AIM OF THE EXERCISE: Report how many lines hold the string "color". Give the number and nothing else.
··· MATERIAL PROVIDED ···
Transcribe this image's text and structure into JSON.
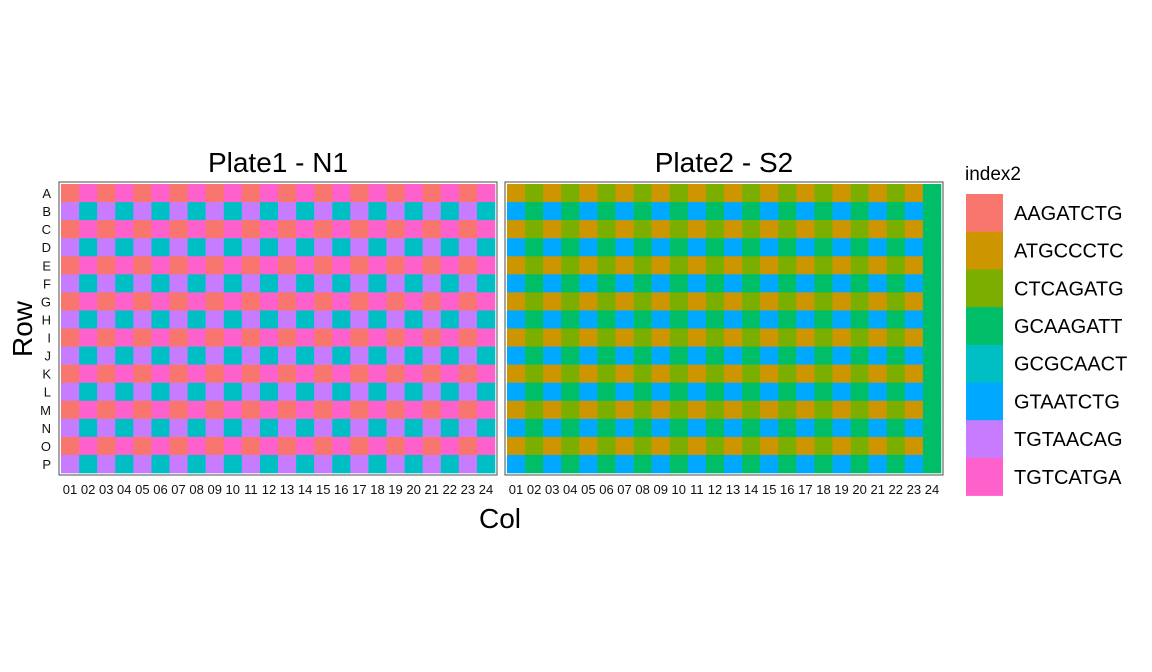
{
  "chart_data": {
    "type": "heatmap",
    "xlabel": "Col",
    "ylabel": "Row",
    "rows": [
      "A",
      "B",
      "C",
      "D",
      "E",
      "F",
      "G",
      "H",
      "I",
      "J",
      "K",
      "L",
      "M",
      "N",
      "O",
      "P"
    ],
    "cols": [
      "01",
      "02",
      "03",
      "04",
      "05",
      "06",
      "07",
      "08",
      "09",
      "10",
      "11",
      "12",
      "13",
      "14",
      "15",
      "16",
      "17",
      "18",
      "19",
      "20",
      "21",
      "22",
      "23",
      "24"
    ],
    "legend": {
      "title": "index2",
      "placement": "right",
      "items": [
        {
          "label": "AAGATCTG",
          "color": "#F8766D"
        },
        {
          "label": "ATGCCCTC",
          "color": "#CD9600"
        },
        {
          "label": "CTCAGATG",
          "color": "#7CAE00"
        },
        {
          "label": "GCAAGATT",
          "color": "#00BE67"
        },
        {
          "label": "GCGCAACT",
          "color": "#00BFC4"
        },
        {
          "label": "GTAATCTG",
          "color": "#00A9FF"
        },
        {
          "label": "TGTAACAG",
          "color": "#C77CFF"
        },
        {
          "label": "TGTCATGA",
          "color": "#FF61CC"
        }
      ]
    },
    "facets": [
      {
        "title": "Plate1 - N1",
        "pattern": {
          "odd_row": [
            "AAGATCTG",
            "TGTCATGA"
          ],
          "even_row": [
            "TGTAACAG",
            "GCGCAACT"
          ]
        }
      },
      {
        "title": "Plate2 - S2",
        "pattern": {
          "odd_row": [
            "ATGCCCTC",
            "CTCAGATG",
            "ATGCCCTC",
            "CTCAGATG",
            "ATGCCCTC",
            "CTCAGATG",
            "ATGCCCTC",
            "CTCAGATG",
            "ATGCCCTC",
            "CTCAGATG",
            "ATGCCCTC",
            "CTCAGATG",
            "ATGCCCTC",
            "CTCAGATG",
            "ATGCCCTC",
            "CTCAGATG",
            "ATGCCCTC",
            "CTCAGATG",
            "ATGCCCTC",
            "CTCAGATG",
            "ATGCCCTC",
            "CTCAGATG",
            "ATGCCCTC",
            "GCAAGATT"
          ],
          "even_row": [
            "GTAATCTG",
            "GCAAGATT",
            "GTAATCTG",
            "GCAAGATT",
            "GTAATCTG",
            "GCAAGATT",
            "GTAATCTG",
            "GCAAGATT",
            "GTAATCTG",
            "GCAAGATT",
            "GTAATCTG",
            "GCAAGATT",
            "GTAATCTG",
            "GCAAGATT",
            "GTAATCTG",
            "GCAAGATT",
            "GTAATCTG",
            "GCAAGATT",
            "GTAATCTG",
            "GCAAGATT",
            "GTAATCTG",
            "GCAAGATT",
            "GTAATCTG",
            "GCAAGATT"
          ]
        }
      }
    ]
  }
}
···
SOLUTION FOR THIS EXERCISE: 8